**Short exercise:** Rewrite the items below, swapping every "Collect-Emitter" for "Collector-Emitter" and keeping everything else the same.

**Supplied records:**
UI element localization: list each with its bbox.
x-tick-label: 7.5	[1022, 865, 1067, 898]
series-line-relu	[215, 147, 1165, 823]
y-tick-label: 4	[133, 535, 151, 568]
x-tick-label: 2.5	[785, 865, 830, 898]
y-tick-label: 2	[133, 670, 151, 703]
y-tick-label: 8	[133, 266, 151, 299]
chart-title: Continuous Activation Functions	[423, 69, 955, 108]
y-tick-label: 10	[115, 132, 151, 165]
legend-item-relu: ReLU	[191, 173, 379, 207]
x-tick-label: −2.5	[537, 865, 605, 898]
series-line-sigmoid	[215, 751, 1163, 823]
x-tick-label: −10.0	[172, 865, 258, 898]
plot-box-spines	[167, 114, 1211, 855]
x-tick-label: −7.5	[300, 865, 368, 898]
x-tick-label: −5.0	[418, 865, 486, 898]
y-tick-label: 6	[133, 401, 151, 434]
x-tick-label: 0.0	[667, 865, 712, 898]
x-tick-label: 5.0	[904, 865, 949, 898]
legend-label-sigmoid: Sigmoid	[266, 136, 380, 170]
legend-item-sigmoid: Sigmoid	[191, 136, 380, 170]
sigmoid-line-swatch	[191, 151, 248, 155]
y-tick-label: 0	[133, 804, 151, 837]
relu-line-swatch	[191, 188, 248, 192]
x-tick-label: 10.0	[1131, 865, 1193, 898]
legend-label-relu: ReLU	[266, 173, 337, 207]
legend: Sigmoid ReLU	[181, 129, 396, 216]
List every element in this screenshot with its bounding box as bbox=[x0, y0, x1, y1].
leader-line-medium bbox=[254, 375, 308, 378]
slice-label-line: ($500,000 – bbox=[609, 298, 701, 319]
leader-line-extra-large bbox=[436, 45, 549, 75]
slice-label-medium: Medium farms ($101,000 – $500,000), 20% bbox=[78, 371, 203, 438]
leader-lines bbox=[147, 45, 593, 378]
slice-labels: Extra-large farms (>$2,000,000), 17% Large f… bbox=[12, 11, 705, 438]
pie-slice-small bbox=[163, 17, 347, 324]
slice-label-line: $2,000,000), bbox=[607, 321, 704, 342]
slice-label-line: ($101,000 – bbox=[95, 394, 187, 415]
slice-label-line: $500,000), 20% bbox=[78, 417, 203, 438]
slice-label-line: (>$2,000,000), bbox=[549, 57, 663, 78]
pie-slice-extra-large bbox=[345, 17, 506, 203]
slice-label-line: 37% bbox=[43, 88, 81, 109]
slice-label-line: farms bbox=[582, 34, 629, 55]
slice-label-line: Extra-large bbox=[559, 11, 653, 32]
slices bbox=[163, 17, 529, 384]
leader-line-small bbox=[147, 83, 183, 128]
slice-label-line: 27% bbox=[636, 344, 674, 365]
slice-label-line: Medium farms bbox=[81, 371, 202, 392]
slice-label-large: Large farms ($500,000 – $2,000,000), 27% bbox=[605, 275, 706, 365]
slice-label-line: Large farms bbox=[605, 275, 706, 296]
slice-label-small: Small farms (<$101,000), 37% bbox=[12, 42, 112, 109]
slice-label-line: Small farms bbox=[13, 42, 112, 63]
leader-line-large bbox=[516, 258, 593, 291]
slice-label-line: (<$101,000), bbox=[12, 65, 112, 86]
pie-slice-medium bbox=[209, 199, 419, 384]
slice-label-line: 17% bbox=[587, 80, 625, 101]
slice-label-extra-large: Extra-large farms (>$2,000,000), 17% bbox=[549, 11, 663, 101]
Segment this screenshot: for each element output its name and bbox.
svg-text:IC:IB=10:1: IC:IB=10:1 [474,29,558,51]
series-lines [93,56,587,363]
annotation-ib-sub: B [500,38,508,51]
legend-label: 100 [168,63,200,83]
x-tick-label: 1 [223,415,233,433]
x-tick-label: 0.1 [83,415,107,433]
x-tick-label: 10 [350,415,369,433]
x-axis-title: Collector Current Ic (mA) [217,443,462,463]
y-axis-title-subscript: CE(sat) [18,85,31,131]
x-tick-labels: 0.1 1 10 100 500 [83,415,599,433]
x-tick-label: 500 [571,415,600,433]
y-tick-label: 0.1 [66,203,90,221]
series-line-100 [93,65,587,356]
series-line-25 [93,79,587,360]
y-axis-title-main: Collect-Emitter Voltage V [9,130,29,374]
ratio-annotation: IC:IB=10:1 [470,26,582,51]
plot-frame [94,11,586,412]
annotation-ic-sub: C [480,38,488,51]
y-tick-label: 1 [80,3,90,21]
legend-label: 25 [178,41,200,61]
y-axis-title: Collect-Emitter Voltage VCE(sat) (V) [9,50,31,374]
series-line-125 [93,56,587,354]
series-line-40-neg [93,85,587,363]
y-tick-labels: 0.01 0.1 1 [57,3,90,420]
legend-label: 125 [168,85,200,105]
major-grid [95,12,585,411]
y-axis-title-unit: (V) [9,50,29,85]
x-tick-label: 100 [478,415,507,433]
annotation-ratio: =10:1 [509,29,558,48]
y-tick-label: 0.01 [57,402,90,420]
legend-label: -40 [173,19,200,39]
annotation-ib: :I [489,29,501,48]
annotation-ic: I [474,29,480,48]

**Response to this task:**
UI element localization: list each with its bbox.
x-tick-label: 7.5	[1022, 865, 1067, 898]
series-line-relu	[215, 147, 1165, 823]
y-tick-label: 4	[133, 535, 151, 568]
x-tick-label: 2.5	[785, 865, 830, 898]
y-tick-label: 2	[133, 670, 151, 703]
y-tick-label: 8	[133, 266, 151, 299]
chart-title: Continuous Activation Functions	[423, 69, 955, 108]
y-tick-label: 10	[115, 132, 151, 165]
legend-item-relu: ReLU	[191, 173, 379, 207]
x-tick-label: −2.5	[537, 865, 605, 898]
series-line-sigmoid	[215, 751, 1163, 823]
x-tick-label: −10.0	[172, 865, 258, 898]
plot-box-spines	[167, 114, 1211, 855]
x-tick-label: −7.5	[300, 865, 368, 898]
x-tick-label: −5.0	[418, 865, 486, 898]
y-tick-label: 6	[133, 401, 151, 434]
x-tick-label: 0.0	[667, 865, 712, 898]
x-tick-label: 5.0	[904, 865, 949, 898]
legend-label-sigmoid: Sigmoid	[266, 136, 380, 170]
legend-item-sigmoid: Sigmoid	[191, 136, 380, 170]
sigmoid-line-swatch	[191, 151, 248, 155]
y-tick-label: 0	[133, 804, 151, 837]
relu-line-swatch	[191, 188, 248, 192]
x-tick-label: 10.0	[1131, 865, 1193, 898]
legend-label-relu: ReLU	[266, 173, 337, 207]
legend: Sigmoid ReLU	[181, 129, 396, 216]
List every element in this screenshot with its bounding box as bbox=[x0, y0, x1, y1].
leader-line-medium bbox=[254, 375, 308, 378]
slice-label-line: ($500,000 – bbox=[609, 298, 701, 319]
leader-line-extra-large bbox=[436, 45, 549, 75]
slice-label-medium: Medium farms ($101,000 – $500,000), 20% bbox=[78, 371, 203, 438]
leader-lines bbox=[147, 45, 593, 378]
slice-labels: Extra-large farms (>$2,000,000), 17% Large f… bbox=[12, 11, 705, 438]
pie-slice-small bbox=[163, 17, 347, 324]
slice-label-line: $2,000,000), bbox=[607, 321, 704, 342]
slice-label-line: ($101,000 – bbox=[95, 394, 187, 415]
slice-label-line: $500,000), 20% bbox=[78, 417, 203, 438]
slice-label-line: (>$2,000,000), bbox=[549, 57, 663, 78]
pie-slice-extra-large bbox=[345, 17, 506, 203]
slice-label-line: 37% bbox=[43, 88, 81, 109]
slice-label-line: farms bbox=[582, 34, 629, 55]
slice-label-line: Extra-large bbox=[559, 11, 653, 32]
slices bbox=[163, 17, 529, 384]
leader-line-small bbox=[147, 83, 183, 128]
slice-label-line: 27% bbox=[636, 344, 674, 365]
slice-label-line: Medium farms bbox=[81, 371, 202, 392]
slice-label-large: Large farms ($500,000 – $2,000,000), 27% bbox=[605, 275, 706, 365]
slice-label-line: Large farms bbox=[605, 275, 706, 296]
slice-label-small: Small farms (<$101,000), 37% bbox=[12, 42, 112, 109]
slice-label-line: Small farms bbox=[13, 42, 112, 63]
leader-line-large bbox=[516, 258, 593, 291]
slice-label-line: (<$101,000), bbox=[12, 65, 112, 86]
pie-slice-medium bbox=[209, 199, 419, 384]
slice-label-line: 17% bbox=[587, 80, 625, 101]
slice-label-extra-large: Extra-large farms (>$2,000,000), 17% bbox=[549, 11, 663, 101]
Segment this screenshot: for each element output its name and bbox.
svg-text:IC:IB=10:1: IC:IB=10:1 [474,29,558,51]
series-lines [93,56,587,363]
annotation-ib-sub: B [500,38,508,51]
legend-label: 100 [168,63,200,83]
x-tick-label: 1 [223,415,233,433]
x-tick-label: 0.1 [83,415,107,433]
x-tick-label: 10 [350,415,369,433]
x-axis-title: Collector Current Ic (mA) [217,443,462,463]
y-axis-title-subscript: CE(sat) [18,85,31,131]
x-tick-labels: 0.1 1 10 100 500 [83,415,599,433]
x-tick-label: 500 [571,415,600,433]
y-tick-label: 0.1 [66,203,90,221]
series-line-100 [93,65,587,356]
series-line-25 [93,79,587,360]
y-axis-title-main: Collector-Emitter Voltage V [9,130,29,374]
ratio-annotation: IC:IB=10:1 [470,26,582,51]
plot-frame [94,11,586,412]
annotation-ic-sub: C [480,38,488,51]
y-tick-label: 1 [80,3,90,21]
legend-label: 25 [178,41,200,61]
y-axis-title: Collector-Emitter Voltage VCE(sat) (V) [9,50,31,374]
series-line-125 [93,56,587,354]
series-line-40-neg [93,85,587,363]
y-tick-labels: 0.01 0.1 1 [57,3,90,420]
legend-label: 125 [168,85,200,105]
major-grid [95,12,585,411]
y-axis-title-unit: (V) [9,50,29,85]
x-tick-label: 100 [478,415,507,433]
annotation-ratio: =10:1 [509,29,558,48]
y-tick-label: 0.01 [57,402,90,420]
legend-label: -40 [173,19,200,39]
annotation-ib: :I [489,29,501,48]
annotation-ic: I [474,29,480,48]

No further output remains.